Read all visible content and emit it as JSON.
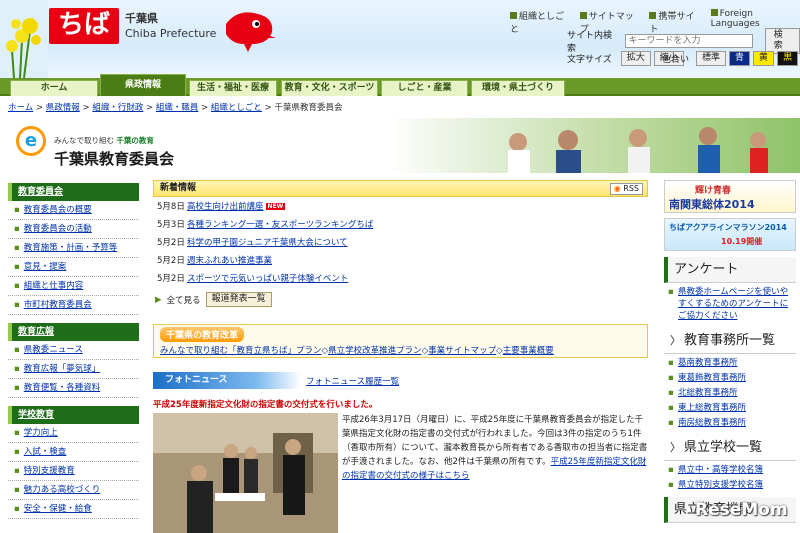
{
  "header": {
    "logo": "ちば",
    "title_ja": "千葉県",
    "title_en": "Chiba Prefecture",
    "util": [
      "組織としごと",
      "サイトマップ",
      "携帯サイト",
      "Foreign Languages"
    ],
    "search": {
      "label": "サイト内検索",
      "placeholder": "キーワードを入力",
      "button": "検索"
    },
    "textsize": {
      "label": "文字サイズ",
      "large": "拡大",
      "small": "縮小"
    },
    "color": {
      "label": "色合い",
      "standard": "標準",
      "blue": "青",
      "yellow": "黄",
      "black": "黒"
    }
  },
  "nav": [
    "ホーム",
    "県政情報",
    "生活・福祉・医療",
    "教育・文化・スポーツ",
    "しごと・産業",
    "環境・県土づくり"
  ],
  "breadcrumb": [
    "ホーム",
    "県政情報",
    "組織・行財政",
    "組織・職員",
    "組織としごと",
    "千葉県教育委員会"
  ],
  "banner": {
    "e": "e",
    "slogan_a": "みんなで取り組む",
    "slogan_b": "千葉の教育",
    "title": "千葉県教育委員会"
  },
  "left_nav": [
    {
      "head": "教育委員会",
      "items": [
        "教育委員会の概要",
        "教育委員会の活動",
        "教育施策・計画・予算等",
        "意見・提案",
        "組織と仕事内容",
        "市町村教育委員会"
      ]
    },
    {
      "head": "教育広報",
      "items": [
        "県教委ニュース",
        "教育広報「夢気球」",
        "教育便覧・各種資料"
      ]
    },
    {
      "head": "学校教育",
      "items": [
        "学力向上",
        "入試・検査",
        "特別支援教育",
        "魅力ある高校づくり",
        "安全・保健・給食"
      ]
    }
  ],
  "news": {
    "head": "新着情報",
    "rss": "RSS",
    "new_badge": "NEW",
    "items": [
      {
        "date": "5月8日",
        "title": "高校生向け出前講座"
      },
      {
        "date": "5月3日",
        "title": "各種ランキング一選・友スポーツランキングちば"
      },
      {
        "date": "5月2日",
        "title": "科学の甲子園ジュニア千葉県大会について"
      },
      {
        "date": "5月2日",
        "title": "週末ふれあい推進事業"
      },
      {
        "date": "5月2日",
        "title": "スポーツで元気いっぱい親子体験イベント"
      }
    ],
    "all": "全て見る",
    "press": "報道発表一覧"
  },
  "reform": {
    "title": "千葉県の教育改革",
    "links": [
      "みんなで取り組む「教育立県ちば」プラン",
      "県立学校改革推進プラン",
      "事業サイトマップ",
      "主要事業概要"
    ]
  },
  "photo": {
    "head": "フォトニュース",
    "history": "フォトニュース履歴一覧",
    "headline": "平成25年度新指定文化財の指定書の交付式を行いました。",
    "body": "平成26年3月17日（月曜日）に、平成25年度に千葉県教育委員会が指定した千葉県指定文化財の指定書の交付式が行われました。今回は3件の指定のうち1件（香取市所有）について、瀧本教育長から所有者である香取市の担当者に指定書が手渡されました。なお、他2件は千葉県の所有です。",
    "link": "平成25年度新指定文化財の指定書の交付式の様子はこちら"
  },
  "right": {
    "b1": "輝け青春",
    "b1b": "南関東総体2014",
    "b2": "ちばアクアラインマラソン2014",
    "b2b": "10.19開催",
    "anq": "アンケート",
    "anq_text": "県教委ホームページを使いやすくするためのアンケートにご協力ください",
    "office_head": "教育事務所一覧",
    "offices": [
      "葛南教育事務所",
      "東葛飾教育事務所",
      "北総教育事務所",
      "東上総教育事務所",
      "南房総教育事務所"
    ],
    "school_head": "県立学校一覧",
    "schools": [
      "県立中・高等学校名簿",
      "県立特別支援学校名簿"
    ],
    "overview": "県立教育機関"
  },
  "watermark": "ReseMom"
}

******

EXERCISE DIRECTIONS:
Exclude the images and reproduce the remaining data exactly.

EXERCISE OUTPUT:
Read all visible content and emit it as JSON.
{
  "header": {
    "logo": "ちば",
    "title_ja": "千葉県",
    "title_en": "Chiba Prefecture",
    "util": [
      "組織としごと",
      "サイトマップ",
      "携帯サイト",
      "Foreign Languages"
    ],
    "search": {
      "label": "サイト内検索",
      "placeholder": "キーワードを入力",
      "button": "検索"
    },
    "textsize": {
      "label": "文字サイズ",
      "large": "拡大",
      "small": "縮小"
    },
    "color": {
      "label": "色合い",
      "standard": "標準",
      "blue": "青",
      "yellow": "黄",
      "black": "黒"
    }
  },
  "nav": [
    "ホーム",
    "県政情報",
    "生活・福祉・医療",
    "教育・文化・スポーツ",
    "しごと・産業",
    "環境・県土づくり"
  ],
  "breadcrumb": [
    "ホーム",
    "県政情報",
    "組織・行財政",
    "組織・職員",
    "組織としごと",
    "千葉県教育委員会"
  ],
  "banner": {
    "e": "e",
    "slogan_a": "みんなで取り組む",
    "slogan_b": "千葉の教育",
    "title": "千葉県教育委員会"
  },
  "left_nav": [
    {
      "head": "教育委員会",
      "items": [
        "教育委員会の概要",
        "教育委員会の活動",
        "教育施策・計画・予算等",
        "意見・提案",
        "組織と仕事内容",
        "市町村教育委員会"
      ]
    },
    {
      "head": "教育広報",
      "items": [
        "県教委ニュース",
        "教育広報「夢気球」",
        "教育便覧・各種資料"
      ]
    },
    {
      "head": "学校教育",
      "items": [
        "学力向上",
        "入試・検査",
        "特別支援教育",
        "魅力ある高校づくり",
        "安全・保健・給食"
      ]
    }
  ],
  "news": {
    "head": "新着情報",
    "rss": "RSS",
    "new_badge": "NEW",
    "items": [
      {
        "date": "5月8日",
        "title": "高校生向け出前講座"
      },
      {
        "date": "5月3日",
        "title": "各種ランキング一選・友スポーツランキングちば"
      },
      {
        "date": "5月2日",
        "title": "科学の甲子園ジュニア千葉県大会について"
      },
      {
        "date": "5月2日",
        "title": "週末ふれあい推進事業"
      },
      {
        "date": "5月2日",
        "title": "スポーツで元気いっぱい親子体験イベント"
      }
    ],
    "all": "全て見る",
    "press": "報道発表一覧"
  },
  "reform": {
    "title": "千葉県の教育改革",
    "links": [
      "みんなで取り組む「教育立県ちば」プラン",
      "県立学校改革推進プラン",
      "事業サイトマップ",
      "主要事業概要"
    ]
  },
  "photo": {
    "head": "フォトニュース",
    "history": "フォトニュース履歴一覧",
    "headline": "平成25年度新指定文化財の指定書の交付式を行いました。",
    "body": "平成26年3月17日（月曜日）に、平成25年度に千葉県教育委員会が指定した千葉県指定文化財の指定書の交付式が行われました。今回は3件の指定のうち1件（香取市所有）について、瀧本教育長から所有者である香取市の担当者に指定書が手渡されました。なお、他2件は千葉県の所有です。",
    "link": "平成25年度新指定文化財の指定書の交付式の様子はこちら"
  },
  "right": {
    "b1": "輝け青春",
    "b1b": "南関東総体2014",
    "b2": "ちばアクアラインマラソン2014",
    "b2b": "10.19開催",
    "anq": "アンケート",
    "anq_text": "県教委ホームページを使いやすくするためのアンケートにご協力ください",
    "office_head": "教育事務所一覧",
    "offices": [
      "葛南教育事務所",
      "東葛飾教育事務所",
      "北総教育事務所",
      "東上総教育事務所",
      "南房総教育事務所"
    ],
    "school_head": "県立学校一覧",
    "schools": [
      "県立中・高等学校名簿",
      "県立特別支援学校名簿"
    ],
    "overview": "県立教育機関"
  },
  "watermark": "ReseMom"
}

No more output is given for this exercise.